··· Extracted data ···

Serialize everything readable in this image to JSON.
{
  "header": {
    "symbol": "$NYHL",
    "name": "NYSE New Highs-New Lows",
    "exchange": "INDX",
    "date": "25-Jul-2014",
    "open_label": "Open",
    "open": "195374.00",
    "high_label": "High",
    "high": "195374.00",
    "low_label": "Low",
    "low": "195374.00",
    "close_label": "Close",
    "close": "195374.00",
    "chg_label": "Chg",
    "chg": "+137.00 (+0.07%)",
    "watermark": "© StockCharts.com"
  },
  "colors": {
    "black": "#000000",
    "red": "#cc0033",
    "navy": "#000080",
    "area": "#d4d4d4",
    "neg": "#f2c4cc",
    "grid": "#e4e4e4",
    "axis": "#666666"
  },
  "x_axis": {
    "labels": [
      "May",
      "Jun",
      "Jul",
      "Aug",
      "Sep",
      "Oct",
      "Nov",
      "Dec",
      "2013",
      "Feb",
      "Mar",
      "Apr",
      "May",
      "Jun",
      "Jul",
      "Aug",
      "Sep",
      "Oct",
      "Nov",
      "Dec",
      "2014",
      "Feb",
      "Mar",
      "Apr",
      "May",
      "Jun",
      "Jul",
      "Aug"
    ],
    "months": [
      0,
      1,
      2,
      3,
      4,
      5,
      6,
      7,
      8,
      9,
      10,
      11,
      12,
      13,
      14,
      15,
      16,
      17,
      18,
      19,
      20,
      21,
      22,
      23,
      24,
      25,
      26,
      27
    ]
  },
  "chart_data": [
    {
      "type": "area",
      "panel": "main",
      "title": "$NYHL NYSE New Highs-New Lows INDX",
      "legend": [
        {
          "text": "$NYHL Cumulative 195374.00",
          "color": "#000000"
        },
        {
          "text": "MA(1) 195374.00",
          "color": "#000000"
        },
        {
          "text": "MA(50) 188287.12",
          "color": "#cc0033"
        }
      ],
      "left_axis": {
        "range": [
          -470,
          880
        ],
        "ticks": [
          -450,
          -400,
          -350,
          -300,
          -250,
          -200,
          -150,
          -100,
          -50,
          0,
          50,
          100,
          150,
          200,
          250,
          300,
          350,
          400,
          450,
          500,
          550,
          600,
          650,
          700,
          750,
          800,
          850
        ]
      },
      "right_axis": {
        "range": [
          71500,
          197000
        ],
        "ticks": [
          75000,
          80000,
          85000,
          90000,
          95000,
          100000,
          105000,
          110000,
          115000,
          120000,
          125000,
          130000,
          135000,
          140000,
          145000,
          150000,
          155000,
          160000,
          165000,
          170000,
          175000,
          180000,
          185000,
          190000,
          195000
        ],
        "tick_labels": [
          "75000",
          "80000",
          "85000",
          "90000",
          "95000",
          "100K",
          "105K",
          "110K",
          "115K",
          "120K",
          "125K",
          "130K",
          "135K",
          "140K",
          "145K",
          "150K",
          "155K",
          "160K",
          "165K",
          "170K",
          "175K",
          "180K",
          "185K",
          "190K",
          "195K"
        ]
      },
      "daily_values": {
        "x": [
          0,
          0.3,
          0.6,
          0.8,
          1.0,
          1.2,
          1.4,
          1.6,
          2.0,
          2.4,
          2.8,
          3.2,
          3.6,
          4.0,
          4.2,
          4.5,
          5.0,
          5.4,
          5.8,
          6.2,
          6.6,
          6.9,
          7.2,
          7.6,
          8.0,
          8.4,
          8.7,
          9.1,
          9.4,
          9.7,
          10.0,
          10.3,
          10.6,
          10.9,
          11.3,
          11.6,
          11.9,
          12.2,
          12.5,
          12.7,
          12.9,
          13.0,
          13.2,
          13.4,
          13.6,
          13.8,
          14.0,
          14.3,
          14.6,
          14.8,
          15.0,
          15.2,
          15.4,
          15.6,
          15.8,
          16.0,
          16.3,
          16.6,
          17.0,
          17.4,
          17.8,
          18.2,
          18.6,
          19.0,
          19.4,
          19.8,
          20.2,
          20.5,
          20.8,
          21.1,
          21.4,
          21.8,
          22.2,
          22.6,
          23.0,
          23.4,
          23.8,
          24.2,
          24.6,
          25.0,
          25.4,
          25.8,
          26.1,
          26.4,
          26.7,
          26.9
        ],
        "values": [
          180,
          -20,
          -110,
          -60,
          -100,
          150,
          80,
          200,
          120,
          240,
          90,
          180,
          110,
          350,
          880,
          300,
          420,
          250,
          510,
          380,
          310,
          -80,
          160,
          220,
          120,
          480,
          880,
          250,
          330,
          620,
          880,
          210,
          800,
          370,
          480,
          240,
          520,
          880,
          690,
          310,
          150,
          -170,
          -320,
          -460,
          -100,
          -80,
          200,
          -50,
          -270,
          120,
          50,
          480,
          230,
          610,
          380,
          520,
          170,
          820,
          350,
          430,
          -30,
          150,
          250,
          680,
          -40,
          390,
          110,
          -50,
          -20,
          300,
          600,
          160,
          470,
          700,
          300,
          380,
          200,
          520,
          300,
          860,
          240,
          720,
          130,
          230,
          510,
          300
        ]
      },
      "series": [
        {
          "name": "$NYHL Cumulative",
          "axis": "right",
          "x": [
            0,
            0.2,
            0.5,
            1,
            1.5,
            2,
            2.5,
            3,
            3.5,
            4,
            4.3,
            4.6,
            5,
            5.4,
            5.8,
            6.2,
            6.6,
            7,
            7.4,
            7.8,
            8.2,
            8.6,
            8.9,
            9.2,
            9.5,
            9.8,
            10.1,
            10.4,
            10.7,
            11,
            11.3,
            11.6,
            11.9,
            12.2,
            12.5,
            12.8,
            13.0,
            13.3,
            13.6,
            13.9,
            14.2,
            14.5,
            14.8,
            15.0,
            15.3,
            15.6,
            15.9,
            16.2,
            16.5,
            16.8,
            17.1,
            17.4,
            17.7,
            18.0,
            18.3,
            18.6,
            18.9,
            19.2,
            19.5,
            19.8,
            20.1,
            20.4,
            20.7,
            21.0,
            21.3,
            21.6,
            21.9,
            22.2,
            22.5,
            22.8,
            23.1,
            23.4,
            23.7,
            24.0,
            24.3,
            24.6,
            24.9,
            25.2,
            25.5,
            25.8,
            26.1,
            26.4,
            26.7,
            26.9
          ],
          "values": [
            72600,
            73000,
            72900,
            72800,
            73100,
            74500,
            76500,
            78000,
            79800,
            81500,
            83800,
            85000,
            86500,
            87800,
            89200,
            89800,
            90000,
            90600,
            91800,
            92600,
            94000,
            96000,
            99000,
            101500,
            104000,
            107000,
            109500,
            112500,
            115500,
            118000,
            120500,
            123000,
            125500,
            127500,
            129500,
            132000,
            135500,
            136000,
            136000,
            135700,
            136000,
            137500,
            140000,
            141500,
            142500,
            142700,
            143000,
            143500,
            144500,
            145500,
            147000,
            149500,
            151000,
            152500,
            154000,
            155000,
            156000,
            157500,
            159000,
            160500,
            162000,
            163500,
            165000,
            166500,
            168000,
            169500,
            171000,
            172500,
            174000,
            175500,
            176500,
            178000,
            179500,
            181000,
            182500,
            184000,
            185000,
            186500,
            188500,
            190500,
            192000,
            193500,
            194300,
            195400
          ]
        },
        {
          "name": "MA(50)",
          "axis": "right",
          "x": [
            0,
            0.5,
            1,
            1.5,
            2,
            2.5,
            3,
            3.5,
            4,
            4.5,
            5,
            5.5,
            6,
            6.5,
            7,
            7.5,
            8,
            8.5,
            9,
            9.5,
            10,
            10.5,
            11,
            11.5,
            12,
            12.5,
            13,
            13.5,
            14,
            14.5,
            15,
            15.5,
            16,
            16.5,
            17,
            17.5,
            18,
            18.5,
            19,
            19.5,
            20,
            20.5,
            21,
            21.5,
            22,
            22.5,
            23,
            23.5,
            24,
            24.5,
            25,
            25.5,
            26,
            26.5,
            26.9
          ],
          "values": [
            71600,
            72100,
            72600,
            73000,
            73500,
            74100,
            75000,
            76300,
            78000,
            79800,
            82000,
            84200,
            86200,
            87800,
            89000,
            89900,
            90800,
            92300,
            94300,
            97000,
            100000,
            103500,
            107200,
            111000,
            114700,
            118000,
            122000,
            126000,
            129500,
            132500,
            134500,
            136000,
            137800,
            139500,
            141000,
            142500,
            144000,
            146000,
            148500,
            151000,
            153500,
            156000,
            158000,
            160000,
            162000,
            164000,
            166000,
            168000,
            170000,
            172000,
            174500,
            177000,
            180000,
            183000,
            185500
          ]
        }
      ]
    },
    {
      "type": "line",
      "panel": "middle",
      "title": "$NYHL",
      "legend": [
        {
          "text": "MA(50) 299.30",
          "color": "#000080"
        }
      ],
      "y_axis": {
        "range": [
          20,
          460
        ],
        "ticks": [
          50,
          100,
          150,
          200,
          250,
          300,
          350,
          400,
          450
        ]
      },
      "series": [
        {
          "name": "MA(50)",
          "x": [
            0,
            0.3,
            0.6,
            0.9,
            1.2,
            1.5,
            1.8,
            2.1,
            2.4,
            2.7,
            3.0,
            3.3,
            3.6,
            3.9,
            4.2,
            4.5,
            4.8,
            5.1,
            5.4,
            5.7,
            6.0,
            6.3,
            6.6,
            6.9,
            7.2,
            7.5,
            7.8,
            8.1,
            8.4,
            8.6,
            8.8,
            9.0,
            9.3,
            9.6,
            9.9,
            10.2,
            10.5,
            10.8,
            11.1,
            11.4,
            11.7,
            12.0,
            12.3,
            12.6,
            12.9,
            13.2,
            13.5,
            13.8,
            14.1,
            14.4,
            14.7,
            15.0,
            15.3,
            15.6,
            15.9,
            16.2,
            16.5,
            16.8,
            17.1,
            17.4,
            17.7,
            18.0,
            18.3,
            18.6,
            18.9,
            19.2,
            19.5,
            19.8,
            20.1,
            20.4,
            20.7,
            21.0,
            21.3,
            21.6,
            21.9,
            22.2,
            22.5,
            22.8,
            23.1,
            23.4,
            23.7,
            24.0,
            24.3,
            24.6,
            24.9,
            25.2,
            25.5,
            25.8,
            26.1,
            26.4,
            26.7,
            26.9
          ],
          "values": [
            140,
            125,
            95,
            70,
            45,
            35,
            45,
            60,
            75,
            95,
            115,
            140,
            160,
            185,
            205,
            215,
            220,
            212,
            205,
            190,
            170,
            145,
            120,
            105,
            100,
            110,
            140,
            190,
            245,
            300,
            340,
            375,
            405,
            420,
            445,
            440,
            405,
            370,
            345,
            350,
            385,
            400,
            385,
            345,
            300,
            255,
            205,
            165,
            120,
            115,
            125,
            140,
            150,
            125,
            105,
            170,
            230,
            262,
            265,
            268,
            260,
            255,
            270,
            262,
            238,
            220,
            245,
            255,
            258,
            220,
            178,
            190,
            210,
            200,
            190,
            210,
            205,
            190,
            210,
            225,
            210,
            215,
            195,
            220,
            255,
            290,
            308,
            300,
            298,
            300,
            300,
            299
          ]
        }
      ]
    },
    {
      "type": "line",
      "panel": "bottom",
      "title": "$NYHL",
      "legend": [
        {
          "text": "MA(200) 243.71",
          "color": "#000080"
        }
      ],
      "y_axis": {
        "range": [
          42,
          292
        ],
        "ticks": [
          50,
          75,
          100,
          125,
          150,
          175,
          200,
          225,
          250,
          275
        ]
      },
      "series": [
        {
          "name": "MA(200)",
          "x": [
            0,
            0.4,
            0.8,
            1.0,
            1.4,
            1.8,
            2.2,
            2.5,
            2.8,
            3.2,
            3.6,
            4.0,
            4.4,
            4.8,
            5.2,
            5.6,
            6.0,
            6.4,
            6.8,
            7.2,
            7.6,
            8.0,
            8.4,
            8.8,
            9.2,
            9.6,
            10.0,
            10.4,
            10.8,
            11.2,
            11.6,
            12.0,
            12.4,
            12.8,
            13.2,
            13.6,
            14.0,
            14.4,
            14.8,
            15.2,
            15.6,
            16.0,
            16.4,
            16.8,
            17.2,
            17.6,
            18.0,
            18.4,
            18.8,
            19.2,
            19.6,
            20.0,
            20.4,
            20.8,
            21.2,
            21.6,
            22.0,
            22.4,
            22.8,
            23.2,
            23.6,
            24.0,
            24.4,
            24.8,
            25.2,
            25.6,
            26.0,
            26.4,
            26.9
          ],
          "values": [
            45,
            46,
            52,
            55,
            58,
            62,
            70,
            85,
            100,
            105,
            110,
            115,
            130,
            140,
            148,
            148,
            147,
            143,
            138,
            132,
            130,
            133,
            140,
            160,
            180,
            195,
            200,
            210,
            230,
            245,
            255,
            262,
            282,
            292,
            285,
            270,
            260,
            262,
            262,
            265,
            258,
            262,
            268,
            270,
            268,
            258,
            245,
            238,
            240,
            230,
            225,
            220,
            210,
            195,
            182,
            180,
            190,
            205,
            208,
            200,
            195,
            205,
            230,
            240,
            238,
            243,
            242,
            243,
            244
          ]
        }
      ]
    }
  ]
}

···

**Direction**. Display every line of the listing that contains the string "Lows".

**Answer to this exercise**.
    "name": "NYSE New Highs-New Lows",
      "title": "$NYHL NYSE New Highs-New Lows INDX",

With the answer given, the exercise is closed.